##### Extracted records #####

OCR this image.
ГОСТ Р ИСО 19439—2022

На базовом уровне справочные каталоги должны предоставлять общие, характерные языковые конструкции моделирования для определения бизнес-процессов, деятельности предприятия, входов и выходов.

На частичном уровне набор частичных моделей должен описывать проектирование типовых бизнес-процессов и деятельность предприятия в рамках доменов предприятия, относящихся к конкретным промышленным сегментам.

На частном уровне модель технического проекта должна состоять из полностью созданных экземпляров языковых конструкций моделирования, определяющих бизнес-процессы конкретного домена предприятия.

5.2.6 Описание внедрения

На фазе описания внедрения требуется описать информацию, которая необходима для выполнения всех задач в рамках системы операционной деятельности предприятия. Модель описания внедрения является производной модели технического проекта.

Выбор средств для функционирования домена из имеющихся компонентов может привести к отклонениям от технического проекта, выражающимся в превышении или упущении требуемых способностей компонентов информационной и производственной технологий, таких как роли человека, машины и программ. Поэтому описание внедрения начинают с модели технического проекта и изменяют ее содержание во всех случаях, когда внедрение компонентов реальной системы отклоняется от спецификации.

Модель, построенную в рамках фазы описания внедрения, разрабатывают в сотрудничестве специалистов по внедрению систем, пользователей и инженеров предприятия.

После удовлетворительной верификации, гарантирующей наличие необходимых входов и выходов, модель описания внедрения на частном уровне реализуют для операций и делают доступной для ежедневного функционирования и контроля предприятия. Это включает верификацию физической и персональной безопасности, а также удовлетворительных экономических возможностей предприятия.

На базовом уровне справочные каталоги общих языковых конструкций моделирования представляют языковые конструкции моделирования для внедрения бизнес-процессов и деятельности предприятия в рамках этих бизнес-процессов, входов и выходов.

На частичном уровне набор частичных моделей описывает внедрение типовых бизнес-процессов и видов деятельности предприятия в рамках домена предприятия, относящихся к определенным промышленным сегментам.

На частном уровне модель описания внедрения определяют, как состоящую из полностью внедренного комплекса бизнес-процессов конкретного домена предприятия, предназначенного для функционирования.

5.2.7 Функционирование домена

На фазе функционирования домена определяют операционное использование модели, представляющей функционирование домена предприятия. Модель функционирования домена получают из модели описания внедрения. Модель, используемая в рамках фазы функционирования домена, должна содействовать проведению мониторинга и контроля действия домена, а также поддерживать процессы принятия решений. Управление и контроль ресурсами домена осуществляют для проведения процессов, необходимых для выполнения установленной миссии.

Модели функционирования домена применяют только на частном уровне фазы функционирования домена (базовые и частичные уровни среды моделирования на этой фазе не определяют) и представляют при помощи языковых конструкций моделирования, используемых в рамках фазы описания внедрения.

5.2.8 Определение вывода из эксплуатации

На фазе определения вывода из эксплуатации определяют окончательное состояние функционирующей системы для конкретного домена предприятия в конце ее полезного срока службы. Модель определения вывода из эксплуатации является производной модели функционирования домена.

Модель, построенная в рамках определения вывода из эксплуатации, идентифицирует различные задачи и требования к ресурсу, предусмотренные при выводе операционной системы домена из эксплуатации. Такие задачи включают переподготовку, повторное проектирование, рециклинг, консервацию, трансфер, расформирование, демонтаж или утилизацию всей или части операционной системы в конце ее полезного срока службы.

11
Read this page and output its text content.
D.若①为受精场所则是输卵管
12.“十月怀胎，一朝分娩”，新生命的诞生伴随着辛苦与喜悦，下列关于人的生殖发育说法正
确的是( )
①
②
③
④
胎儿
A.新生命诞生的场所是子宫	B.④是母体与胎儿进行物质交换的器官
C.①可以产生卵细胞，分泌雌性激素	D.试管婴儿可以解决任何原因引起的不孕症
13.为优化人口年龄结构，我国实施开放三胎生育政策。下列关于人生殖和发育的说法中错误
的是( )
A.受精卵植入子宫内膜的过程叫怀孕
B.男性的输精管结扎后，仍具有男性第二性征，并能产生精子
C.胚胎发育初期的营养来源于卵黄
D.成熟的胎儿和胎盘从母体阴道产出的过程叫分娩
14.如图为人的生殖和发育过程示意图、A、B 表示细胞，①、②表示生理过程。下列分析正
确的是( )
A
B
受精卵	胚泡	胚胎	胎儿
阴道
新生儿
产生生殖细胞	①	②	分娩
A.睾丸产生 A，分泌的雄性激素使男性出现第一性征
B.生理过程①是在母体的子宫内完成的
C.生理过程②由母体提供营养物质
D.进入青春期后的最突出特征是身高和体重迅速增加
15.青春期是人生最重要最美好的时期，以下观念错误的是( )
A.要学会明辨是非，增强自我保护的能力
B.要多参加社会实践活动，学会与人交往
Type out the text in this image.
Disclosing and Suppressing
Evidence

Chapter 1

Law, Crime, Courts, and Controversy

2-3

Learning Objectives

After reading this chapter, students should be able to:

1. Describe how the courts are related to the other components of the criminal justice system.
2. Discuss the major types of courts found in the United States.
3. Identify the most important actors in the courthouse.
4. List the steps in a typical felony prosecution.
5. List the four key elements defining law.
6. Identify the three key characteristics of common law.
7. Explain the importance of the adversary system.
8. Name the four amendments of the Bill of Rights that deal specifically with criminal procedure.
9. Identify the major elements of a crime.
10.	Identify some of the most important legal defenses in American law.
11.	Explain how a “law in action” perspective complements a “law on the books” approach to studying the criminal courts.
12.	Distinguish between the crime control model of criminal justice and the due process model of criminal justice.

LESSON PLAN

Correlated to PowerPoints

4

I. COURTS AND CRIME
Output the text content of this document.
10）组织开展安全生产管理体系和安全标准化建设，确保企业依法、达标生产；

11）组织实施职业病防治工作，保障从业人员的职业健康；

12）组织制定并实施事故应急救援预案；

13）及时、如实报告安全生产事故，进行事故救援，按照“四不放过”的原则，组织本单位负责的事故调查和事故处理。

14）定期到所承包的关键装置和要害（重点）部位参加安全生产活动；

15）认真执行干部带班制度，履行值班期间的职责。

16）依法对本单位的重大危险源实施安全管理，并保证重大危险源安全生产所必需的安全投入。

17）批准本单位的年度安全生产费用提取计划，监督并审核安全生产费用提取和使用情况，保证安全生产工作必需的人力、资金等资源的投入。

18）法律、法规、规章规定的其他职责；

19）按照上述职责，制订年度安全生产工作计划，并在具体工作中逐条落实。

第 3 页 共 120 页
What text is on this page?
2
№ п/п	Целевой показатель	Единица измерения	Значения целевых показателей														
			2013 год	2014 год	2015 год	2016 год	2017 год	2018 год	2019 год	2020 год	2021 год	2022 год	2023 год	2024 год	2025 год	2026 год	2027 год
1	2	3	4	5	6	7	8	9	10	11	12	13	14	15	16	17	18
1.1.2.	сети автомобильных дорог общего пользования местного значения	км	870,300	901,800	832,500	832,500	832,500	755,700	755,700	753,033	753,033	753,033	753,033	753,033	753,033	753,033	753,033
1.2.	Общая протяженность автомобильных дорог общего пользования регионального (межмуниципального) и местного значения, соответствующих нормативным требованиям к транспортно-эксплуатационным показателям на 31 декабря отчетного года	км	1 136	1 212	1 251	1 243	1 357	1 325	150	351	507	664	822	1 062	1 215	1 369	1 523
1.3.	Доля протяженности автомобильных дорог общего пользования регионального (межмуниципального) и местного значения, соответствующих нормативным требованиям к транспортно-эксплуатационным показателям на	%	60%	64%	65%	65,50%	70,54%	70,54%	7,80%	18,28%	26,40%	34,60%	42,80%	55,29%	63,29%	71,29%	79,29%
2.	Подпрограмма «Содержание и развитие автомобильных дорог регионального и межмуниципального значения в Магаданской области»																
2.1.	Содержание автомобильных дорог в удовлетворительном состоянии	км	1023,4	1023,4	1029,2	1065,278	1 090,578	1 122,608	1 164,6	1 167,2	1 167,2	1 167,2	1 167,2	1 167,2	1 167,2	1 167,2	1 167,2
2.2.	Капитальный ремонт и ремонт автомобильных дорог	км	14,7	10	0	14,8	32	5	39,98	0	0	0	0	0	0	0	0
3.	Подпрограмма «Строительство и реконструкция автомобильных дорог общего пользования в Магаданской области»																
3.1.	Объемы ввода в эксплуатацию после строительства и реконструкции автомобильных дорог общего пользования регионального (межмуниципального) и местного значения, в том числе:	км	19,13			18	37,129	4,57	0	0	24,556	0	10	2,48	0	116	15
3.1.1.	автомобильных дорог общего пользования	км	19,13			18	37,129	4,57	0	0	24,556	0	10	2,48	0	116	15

#####

▶ Short problem: Copy out each line of the entries that holds "операционной".

▶ Exercise result:
На фазе описания внедрения требуется описать информацию, которая необходима для выполнения всех задач в рамках системы операционной деятельности предприятия. Модель описания внедрения является производной модели технического проекта.
Модель, построенная в рамках определения вывода из эксплуатации, идентифицирует различные задачи и требования к ресурсу, предусмотренные при выводе операционной системы домена из эксплуатации. Такие задачи включают переподготовку, повторное проектирование, рециклинг, консервацию, трансфер, расформирование, демонтаж или утилизацию всей или части операционной системы в конце ее полезного срока службы.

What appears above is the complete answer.